→ **Job**: Write the data out again in full, with no departure from the original.

+---+

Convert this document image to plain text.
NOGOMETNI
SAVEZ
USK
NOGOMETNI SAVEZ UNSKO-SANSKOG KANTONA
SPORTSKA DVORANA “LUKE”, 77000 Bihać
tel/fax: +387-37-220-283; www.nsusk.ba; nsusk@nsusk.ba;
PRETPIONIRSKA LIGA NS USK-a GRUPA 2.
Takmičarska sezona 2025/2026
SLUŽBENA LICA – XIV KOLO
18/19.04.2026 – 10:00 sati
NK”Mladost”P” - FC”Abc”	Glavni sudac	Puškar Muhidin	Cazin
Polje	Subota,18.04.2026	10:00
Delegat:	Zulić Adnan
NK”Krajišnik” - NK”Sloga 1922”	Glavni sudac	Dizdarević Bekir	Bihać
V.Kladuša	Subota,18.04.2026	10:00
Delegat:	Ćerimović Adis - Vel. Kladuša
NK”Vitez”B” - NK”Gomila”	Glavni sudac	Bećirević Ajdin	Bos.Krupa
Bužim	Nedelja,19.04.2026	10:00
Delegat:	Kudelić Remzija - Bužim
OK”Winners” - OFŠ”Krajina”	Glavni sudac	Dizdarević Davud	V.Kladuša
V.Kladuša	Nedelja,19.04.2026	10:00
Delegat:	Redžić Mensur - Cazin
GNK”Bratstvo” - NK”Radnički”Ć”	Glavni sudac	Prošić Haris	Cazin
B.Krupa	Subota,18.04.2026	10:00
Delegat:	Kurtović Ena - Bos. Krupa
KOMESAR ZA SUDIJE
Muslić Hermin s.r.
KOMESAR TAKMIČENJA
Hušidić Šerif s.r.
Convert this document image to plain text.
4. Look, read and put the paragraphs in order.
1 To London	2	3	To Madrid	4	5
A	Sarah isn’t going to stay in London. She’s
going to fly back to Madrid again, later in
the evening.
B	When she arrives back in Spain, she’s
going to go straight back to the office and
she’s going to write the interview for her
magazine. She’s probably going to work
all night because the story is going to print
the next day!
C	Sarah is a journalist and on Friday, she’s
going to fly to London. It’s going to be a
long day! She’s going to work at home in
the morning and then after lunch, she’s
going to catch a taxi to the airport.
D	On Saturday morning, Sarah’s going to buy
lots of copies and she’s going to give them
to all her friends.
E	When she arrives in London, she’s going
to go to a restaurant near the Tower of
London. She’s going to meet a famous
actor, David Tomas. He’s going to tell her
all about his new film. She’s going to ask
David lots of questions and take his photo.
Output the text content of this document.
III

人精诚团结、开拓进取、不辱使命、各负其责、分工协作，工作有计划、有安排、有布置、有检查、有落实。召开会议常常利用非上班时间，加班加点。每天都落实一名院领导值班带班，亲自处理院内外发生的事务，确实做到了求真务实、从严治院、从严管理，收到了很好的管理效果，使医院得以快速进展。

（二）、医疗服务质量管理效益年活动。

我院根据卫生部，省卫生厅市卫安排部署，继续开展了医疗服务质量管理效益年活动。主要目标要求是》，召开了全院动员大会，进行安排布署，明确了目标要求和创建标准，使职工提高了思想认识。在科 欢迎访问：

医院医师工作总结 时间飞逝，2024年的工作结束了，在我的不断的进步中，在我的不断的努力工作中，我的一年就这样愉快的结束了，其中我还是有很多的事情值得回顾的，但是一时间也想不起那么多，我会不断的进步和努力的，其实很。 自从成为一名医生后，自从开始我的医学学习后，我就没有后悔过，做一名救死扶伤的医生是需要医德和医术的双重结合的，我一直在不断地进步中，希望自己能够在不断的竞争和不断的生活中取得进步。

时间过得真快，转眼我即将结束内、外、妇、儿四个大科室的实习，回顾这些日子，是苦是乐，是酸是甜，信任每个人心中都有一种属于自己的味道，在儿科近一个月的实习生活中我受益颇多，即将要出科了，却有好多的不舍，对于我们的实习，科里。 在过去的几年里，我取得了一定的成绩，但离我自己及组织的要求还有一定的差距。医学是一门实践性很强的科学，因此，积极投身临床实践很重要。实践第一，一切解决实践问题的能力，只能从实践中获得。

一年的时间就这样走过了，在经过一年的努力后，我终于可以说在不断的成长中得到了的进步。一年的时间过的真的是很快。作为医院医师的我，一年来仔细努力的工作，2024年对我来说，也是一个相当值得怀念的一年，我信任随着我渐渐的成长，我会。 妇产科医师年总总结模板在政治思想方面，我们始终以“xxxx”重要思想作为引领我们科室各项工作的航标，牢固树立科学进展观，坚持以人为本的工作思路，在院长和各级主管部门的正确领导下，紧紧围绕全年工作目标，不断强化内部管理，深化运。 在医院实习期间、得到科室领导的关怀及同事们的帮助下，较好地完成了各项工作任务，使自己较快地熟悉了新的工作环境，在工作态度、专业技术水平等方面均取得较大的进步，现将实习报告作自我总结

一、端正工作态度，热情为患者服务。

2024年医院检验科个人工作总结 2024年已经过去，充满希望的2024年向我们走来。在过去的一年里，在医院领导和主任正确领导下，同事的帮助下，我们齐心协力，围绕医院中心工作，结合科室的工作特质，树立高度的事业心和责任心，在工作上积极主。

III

+---+

→ **Full response**:
Convert this document image to plain text.
NOGOMETNI
SAVEZ
USK
NOGOMETNI SAVEZ UNSKO-SANSKOG KANTONA
SPORTSKA DVORANA “LUKE”, 77000 Bihać
tel/fax: +387-37-220-283; www.nsusk.ba; nsusk@nsusk.ba;
PRETPIONIRSKA LIGA NS USK-a GRUPA 2.
Takmičarska sezona 2025/2026
SLUŽBENA LICA – XIV KOLO
18/19.04.2026 – 10:00 sati
NK”Mladost”P” - FC”Abc”	Glavni sudac	Puškar Muhidin	Cazin
Polje	Subota,18.04.2026	10:00
Delegat:	Zulić Adnan
NK”Krajišnik” - NK”Sloga 1922”	Glavni sudac	Dizdarević Bekir	Bihać
V.Kladuša	Subota,18.04.2026	10:00
Delegat:	Ćerimović Adis - Vel. Kladuša
NK”Vitez”B” - NK”Gomila”	Glavni sudac	Bećirević Ajdin	Bos.Krupa
Bužim	Nedelja,19.04.2026	10:00
Delegat:	Kudelić Remzija - Bužim
OK”Winners” - OFŠ”Krajina”	Glavni sudac	Dizdarević Davud	V.Kladuša
V.Kladuša	Nedelja,19.04.2026	10:00
Delegat:	Redžić Mensur - Cazin
GNK”Bratstvo” - NK”Radnički”Ć”	Glavni sudac	Prošić Haris	Cazin
B.Krupa	Subota,18.04.2026	10:00
Delegat:	Kurtović Ena - Bos. Krupa
KOMESAR ZA SUDIJE
Muslić Hermin s.r.
KOMESAR TAKMIČENJA
Hušidić Šerif s.r.
Convert this document image to plain text.
4. Look, read and put the paragraphs in order.
1 To London	2	3	To Madrid	4	5
A	Sarah isn’t going to stay in London. She’s
going to fly back to Madrid again, later in
the evening.
B	When she arrives back in Spain, she’s
going to go straight back to the office and
she’s going to write the interview for her
magazine. She’s probably going to work
all night because the story is going to print
the next day!
C	Sarah is a journalist and on Friday, she’s
going to fly to London. It’s going to be a
long day! She’s going to work at home in
the morning and then after lunch, she’s
going to catch a taxi to the airport.
D	On Saturday morning, Sarah’s going to buy
lots of copies and she’s going to give them
to all her friends.
E	When she arrives in London, she’s going
to go to a restaurant near the Tower of
London. She’s going to meet a famous
actor, David Tomas. He’s going to tell her
all about his new film. She’s going to ask
David lots of questions and take his photo.
Output the text content of this document.
III

人精诚团结、开拓进取、不辱使命、各负其责、分工协作，工作有计划、有安排、有布置、有检查、有落实。召开会议常常利用非上班时间，加班加点。每天都落实一名院领导值班带班，亲自处理院内外发生的事务，确实做到了求真务实、从严治院、从严管理，收到了很好的管理效果，使医院得以快速进展。

（二）、医疗服务质量管理效益年活动。

我院根据卫生部，省卫生厅市卫安排部署，继续开展了医疗服务质量管理效益年活动。主要目标要求是》，召开了全院动员大会，进行安排布署，明确了目标要求和创建标准，使职工提高了思想认识。在科 欢迎访问：

医院医师工作总结 时间飞逝，2024年的工作结束了，在我的不断的进步中，在我的不断的努力工作中，我的一年就这样愉快的结束了，其中我还是有很多的事情值得回顾的，但是一时间也想不起那么多，我会不断的进步和努力的，其实很。 自从成为一名医生后，自从开始我的医学学习后，我就没有后悔过，做一名救死扶伤的医生是需要医德和医术的双重结合的，我一直在不断地进步中，希望自己能够在不断的竞争和不断的生活中取得进步。

时间过得真快，转眼我即将结束内、外、妇、儿四个大科室的实习，回顾这些日子，是苦是乐，是酸是甜，信任每个人心中都有一种属于自己的味道，在儿科近一个月的实习生活中我受益颇多，即将要出科了，却有好多的不舍，对于我们的实习，科里。 在过去的几年里，我取得了一定的成绩，但离我自己及组织的要求还有一定的差距。医学是一门实践性很强的科学，因此，积极投身临床实践很重要。实践第一，一切解决实践问题的能力，只能从实践中获得。

一年的时间就这样走过了，在经过一年的努力后，我终于可以说在不断的成长中得到了的进步。一年的时间过的真的是很快。作为医院医师的我，一年来仔细努力的工作，2024年对我来说，也是一个相当值得怀念的一年，我信任随着我渐渐的成长，我会。 妇产科医师年总总结模板在政治思想方面，我们始终以“xxxx”重要思想作为引领我们科室各项工作的航标，牢固树立科学进展观，坚持以人为本的工作思路，在院长和各级主管部门的正确领导下，紧紧围绕全年工作目标，不断强化内部管理，深化运。 在医院实习期间、得到科室领导的关怀及同事们的帮助下，较好地完成了各项工作任务，使自己较快地熟悉了新的工作环境，在工作态度、专业技术水平等方面均取得较大的进步，现将实习报告作自我总结

一、端正工作态度，热情为患者服务。

2024年医院检验科个人工作总结 2024年已经过去，充满希望的2024年向我们走来。在过去的一年里，在医院领导和主任正确领导下，同事的帮助下，我们齐心协力，围绕医院中心工作，结合科室的工作特质，树立高度的事业心和责任心，在工作上积极主。

III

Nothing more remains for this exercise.